- TASK PROMPT -
From the listing below, pull out all lines with "this" in them.

....................

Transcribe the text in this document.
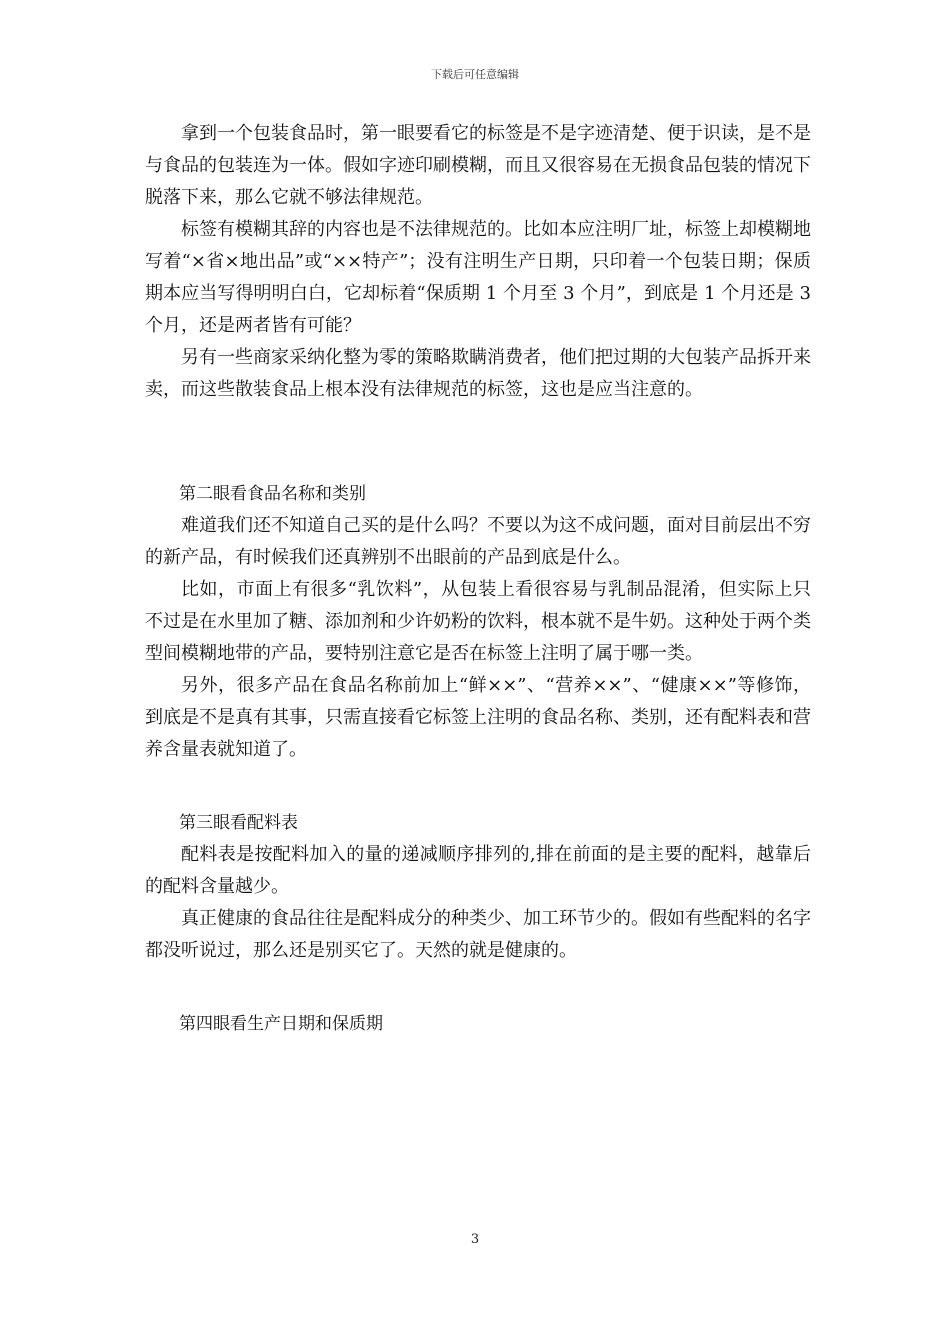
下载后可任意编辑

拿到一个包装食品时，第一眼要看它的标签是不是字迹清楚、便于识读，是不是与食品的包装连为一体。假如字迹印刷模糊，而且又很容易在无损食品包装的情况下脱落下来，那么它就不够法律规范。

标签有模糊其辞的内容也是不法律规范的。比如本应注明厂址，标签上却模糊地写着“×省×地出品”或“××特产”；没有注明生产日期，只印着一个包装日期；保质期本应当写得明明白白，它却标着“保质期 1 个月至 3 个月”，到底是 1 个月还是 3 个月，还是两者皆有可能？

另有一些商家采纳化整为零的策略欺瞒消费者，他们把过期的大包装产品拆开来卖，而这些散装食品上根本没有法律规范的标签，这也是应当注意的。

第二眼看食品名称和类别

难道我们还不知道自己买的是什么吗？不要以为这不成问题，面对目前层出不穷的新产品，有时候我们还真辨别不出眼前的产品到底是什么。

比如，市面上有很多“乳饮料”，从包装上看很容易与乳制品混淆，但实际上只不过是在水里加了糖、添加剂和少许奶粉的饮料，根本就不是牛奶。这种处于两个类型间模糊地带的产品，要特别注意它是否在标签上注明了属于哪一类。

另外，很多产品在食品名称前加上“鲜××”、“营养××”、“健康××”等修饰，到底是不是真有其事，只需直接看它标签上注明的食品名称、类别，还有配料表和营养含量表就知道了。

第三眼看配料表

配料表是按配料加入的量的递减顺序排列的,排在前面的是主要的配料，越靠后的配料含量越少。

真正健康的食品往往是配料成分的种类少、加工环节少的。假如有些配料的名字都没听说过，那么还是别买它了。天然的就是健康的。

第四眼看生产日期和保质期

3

....................

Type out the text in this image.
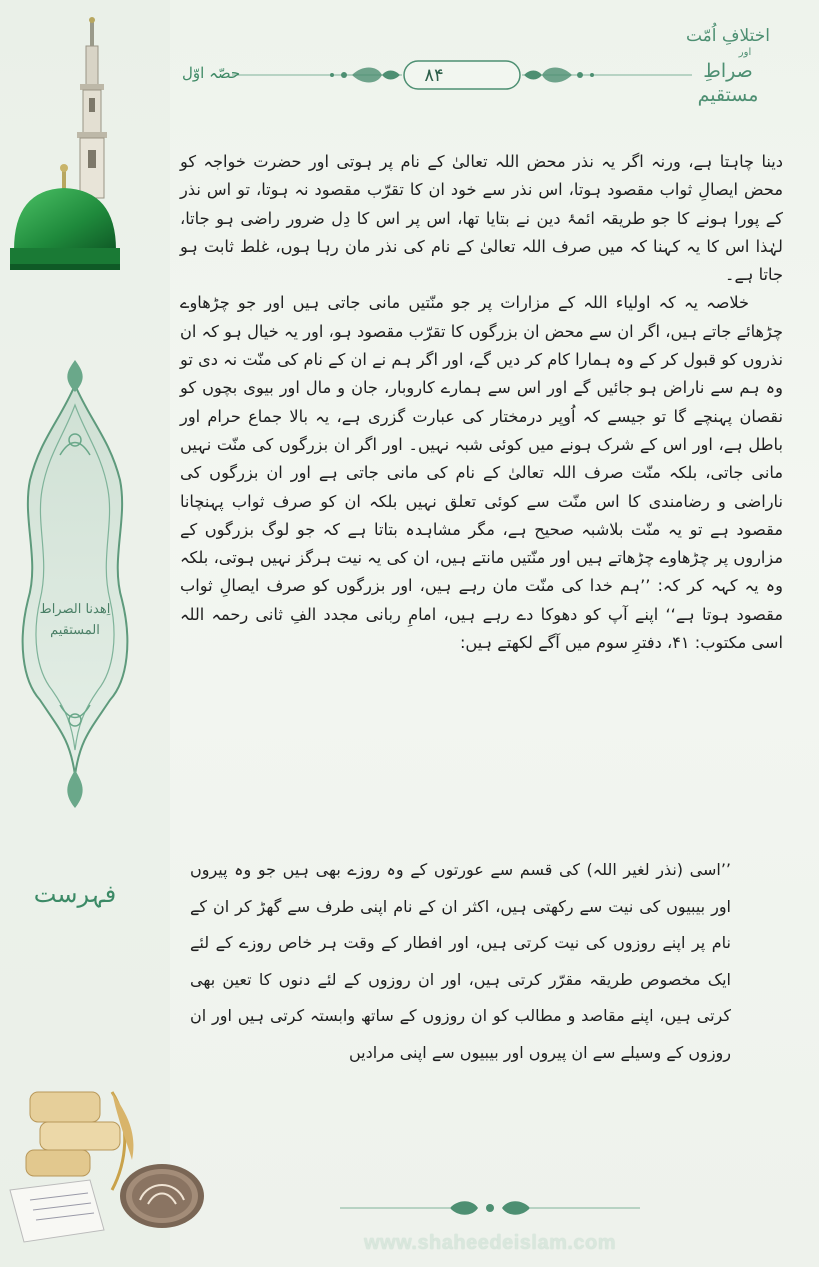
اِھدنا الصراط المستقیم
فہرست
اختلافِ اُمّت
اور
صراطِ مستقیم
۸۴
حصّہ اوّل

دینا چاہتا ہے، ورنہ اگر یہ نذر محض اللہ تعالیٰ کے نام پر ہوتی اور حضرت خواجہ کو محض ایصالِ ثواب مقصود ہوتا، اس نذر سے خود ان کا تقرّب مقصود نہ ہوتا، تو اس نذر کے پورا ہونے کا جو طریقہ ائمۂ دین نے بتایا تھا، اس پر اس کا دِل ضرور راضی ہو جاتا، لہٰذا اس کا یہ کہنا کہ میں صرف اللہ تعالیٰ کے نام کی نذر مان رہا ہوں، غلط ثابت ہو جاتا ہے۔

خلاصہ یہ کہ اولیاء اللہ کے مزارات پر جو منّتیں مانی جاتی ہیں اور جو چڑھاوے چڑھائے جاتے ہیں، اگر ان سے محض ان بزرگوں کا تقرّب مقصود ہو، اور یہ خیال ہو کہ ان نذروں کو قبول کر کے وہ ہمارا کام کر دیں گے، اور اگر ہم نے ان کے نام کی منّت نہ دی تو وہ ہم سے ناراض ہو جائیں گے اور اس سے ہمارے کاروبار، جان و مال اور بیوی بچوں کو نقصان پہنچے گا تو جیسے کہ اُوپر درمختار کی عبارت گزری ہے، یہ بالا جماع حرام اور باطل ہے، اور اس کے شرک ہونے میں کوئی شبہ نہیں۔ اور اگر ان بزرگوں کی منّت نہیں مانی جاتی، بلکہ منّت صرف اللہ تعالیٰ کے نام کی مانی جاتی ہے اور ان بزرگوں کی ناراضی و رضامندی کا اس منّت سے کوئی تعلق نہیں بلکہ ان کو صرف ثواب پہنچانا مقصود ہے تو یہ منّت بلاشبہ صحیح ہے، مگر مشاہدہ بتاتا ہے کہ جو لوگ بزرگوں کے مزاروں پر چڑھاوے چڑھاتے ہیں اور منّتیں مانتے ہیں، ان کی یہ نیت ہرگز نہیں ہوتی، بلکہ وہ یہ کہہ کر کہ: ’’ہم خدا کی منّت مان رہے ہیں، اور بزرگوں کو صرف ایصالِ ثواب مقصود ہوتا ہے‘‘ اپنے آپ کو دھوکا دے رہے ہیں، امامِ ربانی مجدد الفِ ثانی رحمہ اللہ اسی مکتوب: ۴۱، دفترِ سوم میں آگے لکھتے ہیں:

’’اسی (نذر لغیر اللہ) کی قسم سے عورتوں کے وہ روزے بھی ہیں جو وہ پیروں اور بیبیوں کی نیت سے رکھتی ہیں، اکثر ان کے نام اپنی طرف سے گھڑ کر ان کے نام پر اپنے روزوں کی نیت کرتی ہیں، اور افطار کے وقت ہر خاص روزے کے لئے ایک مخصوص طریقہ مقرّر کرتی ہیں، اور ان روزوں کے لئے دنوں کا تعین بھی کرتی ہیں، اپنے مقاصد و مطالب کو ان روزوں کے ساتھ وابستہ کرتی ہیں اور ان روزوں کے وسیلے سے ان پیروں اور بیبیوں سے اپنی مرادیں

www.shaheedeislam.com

....................

- TASK OUTPUT -
Transcribe the text in this document.
Type out the text in this image.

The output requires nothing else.